Set task>
Pick out every line holding the string "number" and copy it.

Provided data>

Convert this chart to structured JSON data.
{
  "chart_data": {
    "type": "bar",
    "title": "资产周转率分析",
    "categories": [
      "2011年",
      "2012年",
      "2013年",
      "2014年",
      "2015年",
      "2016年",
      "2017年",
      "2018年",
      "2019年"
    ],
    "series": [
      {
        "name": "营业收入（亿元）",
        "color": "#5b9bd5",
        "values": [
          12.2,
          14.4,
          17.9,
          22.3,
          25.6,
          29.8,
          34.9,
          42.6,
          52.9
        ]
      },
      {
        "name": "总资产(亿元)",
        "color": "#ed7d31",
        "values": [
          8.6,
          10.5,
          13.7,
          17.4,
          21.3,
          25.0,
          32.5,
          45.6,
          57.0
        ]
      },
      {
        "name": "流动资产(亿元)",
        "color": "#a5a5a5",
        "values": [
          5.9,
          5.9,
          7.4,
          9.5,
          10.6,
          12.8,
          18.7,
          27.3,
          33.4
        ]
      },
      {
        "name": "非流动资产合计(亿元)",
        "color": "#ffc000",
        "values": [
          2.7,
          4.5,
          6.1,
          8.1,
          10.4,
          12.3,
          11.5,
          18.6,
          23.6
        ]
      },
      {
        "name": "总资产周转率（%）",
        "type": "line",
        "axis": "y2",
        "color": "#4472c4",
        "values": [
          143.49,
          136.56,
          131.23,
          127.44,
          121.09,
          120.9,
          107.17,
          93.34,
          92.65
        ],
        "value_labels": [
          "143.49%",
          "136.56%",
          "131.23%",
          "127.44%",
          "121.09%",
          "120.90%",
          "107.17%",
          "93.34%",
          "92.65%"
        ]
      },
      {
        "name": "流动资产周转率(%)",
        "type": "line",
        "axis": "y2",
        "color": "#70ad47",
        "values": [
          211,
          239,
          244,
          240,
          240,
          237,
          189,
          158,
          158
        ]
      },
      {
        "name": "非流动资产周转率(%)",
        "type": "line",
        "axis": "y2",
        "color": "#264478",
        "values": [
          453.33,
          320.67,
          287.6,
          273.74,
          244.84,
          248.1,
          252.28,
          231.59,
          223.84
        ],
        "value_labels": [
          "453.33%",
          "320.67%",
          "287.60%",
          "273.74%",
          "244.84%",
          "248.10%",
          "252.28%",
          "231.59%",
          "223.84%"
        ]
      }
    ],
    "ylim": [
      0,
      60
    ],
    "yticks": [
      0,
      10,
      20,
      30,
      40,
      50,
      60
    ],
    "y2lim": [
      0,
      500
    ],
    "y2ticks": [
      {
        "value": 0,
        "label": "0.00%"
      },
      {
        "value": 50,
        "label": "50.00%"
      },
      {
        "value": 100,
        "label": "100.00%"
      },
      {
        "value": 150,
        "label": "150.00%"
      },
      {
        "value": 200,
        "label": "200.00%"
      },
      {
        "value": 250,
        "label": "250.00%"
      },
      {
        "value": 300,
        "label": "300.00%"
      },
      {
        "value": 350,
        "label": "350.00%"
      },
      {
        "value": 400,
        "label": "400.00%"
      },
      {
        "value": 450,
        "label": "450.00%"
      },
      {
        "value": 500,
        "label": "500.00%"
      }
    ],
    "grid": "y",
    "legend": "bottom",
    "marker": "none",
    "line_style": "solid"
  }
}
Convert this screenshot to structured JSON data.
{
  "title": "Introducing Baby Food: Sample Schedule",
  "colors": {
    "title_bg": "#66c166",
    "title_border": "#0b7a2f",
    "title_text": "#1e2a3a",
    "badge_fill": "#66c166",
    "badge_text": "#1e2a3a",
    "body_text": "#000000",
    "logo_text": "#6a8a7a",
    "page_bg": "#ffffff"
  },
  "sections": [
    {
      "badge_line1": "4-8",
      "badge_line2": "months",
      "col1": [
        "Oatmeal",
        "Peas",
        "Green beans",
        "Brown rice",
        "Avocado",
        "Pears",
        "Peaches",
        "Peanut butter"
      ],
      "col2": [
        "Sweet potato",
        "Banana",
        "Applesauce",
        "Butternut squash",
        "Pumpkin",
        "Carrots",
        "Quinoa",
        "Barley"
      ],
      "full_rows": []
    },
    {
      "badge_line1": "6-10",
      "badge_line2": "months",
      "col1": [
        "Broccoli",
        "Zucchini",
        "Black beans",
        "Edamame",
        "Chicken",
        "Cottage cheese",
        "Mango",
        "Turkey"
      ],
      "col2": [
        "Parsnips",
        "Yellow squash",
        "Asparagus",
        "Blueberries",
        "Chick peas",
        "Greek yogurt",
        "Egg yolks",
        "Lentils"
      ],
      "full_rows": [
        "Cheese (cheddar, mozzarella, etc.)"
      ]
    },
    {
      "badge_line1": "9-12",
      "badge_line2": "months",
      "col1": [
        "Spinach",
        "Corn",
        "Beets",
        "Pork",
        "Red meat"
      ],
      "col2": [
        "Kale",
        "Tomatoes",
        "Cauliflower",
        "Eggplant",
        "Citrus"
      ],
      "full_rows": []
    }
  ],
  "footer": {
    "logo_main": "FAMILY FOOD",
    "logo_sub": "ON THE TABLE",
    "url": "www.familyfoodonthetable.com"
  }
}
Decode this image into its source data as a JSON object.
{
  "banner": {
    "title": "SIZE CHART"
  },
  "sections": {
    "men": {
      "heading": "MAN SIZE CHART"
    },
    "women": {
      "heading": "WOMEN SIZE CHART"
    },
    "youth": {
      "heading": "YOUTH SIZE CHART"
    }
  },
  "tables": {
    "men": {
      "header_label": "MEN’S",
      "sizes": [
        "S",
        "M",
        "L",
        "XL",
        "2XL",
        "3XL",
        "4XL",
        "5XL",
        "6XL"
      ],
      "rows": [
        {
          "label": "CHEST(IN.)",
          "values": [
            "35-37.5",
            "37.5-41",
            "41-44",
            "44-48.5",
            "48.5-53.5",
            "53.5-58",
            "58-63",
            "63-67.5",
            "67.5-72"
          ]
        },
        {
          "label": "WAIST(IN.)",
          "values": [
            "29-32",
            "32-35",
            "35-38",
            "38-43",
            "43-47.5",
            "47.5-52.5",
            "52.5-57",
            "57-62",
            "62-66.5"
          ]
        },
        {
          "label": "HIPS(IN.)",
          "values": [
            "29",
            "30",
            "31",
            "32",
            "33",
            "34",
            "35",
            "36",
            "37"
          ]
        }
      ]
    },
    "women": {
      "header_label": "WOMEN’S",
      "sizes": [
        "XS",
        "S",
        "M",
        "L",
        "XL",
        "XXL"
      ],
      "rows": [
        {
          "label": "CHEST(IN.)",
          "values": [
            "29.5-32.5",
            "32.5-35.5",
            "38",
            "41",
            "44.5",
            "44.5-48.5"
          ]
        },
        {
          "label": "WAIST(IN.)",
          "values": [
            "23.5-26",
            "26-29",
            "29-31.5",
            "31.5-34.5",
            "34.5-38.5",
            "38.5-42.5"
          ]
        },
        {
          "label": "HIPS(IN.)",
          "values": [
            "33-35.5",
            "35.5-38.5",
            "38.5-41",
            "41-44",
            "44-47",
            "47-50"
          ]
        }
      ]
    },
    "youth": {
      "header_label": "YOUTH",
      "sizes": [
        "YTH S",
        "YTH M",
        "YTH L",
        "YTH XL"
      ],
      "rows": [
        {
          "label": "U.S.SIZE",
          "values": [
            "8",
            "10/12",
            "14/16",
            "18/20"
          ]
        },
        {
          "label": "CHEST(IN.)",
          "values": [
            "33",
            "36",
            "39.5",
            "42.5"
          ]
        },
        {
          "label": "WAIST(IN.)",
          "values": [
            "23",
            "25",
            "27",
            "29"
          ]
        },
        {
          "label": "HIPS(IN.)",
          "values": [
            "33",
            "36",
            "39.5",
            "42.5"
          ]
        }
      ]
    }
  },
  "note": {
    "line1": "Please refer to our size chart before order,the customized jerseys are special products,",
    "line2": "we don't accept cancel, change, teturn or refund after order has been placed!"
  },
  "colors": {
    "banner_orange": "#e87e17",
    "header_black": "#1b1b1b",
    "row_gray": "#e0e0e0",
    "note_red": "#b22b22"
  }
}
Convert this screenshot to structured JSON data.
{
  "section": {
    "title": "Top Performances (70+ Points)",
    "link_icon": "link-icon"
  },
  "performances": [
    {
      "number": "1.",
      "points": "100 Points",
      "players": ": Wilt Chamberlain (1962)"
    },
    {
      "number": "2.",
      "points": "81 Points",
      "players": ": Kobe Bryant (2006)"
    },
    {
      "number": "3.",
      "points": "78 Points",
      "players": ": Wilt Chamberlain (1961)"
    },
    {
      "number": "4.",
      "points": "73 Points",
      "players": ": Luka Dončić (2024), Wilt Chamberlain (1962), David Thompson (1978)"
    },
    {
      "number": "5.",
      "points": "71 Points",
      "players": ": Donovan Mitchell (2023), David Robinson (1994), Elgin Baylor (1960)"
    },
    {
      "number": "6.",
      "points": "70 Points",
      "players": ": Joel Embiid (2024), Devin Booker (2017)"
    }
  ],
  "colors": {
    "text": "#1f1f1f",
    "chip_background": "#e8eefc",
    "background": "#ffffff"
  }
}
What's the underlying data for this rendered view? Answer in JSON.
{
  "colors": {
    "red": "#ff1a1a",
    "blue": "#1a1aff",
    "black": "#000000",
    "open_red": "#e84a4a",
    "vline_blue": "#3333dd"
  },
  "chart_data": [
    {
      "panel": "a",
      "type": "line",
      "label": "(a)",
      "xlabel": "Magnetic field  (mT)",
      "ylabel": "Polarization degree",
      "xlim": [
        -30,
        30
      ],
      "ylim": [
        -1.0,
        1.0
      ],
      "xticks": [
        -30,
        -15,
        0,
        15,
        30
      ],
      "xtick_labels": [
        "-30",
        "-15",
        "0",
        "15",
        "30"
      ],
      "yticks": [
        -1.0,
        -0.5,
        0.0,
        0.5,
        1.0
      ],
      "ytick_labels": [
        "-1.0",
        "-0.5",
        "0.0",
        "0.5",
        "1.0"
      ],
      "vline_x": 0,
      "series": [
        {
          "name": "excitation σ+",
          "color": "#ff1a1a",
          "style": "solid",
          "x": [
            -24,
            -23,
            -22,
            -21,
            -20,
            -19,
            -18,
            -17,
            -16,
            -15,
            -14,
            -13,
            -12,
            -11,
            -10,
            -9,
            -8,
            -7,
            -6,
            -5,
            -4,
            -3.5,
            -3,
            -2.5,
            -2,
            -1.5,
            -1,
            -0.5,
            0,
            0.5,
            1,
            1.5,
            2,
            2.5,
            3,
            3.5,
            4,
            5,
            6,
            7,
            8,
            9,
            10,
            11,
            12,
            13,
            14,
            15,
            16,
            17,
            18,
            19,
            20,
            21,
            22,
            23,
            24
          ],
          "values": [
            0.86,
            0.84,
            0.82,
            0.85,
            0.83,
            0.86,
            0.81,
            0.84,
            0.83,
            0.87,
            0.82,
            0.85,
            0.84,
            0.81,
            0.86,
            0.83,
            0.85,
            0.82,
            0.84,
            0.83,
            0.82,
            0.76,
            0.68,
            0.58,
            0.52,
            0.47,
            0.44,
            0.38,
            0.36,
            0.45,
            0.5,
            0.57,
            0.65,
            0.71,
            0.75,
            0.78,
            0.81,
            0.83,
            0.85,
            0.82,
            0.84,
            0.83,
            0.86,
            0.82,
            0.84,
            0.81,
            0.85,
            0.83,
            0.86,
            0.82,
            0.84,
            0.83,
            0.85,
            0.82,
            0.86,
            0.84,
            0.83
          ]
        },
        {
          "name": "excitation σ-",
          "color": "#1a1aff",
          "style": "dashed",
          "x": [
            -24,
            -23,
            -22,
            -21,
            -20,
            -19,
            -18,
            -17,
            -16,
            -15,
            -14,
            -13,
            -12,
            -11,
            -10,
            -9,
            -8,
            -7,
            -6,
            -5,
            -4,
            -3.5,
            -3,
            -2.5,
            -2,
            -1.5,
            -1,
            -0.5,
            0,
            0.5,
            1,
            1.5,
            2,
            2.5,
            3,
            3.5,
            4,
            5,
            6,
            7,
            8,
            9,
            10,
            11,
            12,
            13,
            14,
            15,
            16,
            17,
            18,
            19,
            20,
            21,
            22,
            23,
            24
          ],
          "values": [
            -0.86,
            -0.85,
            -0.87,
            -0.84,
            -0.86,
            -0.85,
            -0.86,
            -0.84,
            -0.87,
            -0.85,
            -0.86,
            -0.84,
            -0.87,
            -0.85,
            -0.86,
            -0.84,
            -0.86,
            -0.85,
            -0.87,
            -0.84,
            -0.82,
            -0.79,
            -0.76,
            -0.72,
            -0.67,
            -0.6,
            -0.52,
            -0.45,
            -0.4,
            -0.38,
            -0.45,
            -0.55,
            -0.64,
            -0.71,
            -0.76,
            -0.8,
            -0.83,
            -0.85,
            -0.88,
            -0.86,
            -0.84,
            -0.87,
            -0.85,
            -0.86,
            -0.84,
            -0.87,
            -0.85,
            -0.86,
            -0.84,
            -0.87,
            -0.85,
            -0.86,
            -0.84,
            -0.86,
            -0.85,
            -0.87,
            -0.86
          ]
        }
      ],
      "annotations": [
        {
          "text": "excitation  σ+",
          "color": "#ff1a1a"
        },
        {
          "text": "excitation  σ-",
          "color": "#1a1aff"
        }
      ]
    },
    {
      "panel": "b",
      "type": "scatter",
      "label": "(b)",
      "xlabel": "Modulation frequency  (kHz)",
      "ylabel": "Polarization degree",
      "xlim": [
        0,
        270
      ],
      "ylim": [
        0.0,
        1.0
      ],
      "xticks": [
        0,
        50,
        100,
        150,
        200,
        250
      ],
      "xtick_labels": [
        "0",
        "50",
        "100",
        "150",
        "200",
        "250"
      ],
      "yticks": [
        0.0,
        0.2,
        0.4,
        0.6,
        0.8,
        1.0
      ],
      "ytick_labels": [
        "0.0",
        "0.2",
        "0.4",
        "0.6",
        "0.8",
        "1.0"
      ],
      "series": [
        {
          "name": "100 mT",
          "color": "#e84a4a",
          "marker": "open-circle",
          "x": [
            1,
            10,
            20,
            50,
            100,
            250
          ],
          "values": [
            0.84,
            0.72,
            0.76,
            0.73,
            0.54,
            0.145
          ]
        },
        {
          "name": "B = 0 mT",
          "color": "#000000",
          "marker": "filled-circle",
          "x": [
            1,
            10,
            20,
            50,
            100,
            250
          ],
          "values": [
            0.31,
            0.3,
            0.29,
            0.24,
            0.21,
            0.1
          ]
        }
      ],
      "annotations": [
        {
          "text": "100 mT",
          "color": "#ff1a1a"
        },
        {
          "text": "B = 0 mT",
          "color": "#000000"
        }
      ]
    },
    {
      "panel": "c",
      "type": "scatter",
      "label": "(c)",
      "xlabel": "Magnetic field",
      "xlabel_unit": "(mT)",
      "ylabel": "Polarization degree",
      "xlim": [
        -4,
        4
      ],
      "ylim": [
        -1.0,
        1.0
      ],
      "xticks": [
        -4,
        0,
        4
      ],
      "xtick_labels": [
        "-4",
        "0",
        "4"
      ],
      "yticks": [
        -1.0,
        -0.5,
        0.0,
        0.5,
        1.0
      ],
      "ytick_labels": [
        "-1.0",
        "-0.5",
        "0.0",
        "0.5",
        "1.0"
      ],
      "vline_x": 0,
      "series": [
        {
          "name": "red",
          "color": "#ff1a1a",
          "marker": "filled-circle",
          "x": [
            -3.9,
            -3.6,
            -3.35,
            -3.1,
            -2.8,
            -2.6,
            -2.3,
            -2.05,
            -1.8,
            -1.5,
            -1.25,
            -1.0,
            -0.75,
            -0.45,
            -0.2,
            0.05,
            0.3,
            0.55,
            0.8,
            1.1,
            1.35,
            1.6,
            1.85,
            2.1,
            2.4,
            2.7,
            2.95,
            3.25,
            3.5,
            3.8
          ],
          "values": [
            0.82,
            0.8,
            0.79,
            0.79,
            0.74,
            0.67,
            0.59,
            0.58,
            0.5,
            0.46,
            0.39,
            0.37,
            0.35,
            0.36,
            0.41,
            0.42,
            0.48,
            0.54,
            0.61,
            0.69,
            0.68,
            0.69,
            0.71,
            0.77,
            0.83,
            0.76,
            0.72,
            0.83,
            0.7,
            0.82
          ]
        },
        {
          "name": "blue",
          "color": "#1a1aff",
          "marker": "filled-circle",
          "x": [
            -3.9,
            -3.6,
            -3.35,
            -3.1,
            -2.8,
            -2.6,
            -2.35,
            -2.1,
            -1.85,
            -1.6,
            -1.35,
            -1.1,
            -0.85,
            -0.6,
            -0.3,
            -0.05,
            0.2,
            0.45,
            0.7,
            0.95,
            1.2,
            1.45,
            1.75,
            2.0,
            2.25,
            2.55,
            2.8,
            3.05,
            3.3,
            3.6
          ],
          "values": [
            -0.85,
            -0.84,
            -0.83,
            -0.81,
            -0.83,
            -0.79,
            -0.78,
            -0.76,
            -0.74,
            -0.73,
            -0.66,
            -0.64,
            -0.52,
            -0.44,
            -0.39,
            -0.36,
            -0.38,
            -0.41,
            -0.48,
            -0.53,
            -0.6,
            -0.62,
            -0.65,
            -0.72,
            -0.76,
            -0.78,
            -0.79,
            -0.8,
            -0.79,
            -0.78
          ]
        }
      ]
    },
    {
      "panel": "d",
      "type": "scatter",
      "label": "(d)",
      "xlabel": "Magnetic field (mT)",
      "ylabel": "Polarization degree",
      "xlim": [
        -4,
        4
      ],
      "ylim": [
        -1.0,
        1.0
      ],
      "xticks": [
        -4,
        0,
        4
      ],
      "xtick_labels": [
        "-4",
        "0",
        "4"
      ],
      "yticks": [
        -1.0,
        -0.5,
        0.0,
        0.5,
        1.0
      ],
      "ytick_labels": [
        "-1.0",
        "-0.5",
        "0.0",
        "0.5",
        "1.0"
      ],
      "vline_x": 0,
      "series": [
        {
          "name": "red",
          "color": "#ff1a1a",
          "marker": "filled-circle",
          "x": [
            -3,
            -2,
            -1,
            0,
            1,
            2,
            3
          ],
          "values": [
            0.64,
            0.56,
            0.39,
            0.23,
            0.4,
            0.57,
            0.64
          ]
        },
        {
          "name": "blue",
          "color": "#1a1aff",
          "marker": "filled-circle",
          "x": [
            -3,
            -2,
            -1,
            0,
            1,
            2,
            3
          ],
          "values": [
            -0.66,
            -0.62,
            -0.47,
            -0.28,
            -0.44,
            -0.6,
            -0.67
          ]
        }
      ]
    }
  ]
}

The answer>
      "number": "1.",
      "number": "2.",
      "number": "3.",
      "number": "4.",
      "number": "5.",
      "number": "6.",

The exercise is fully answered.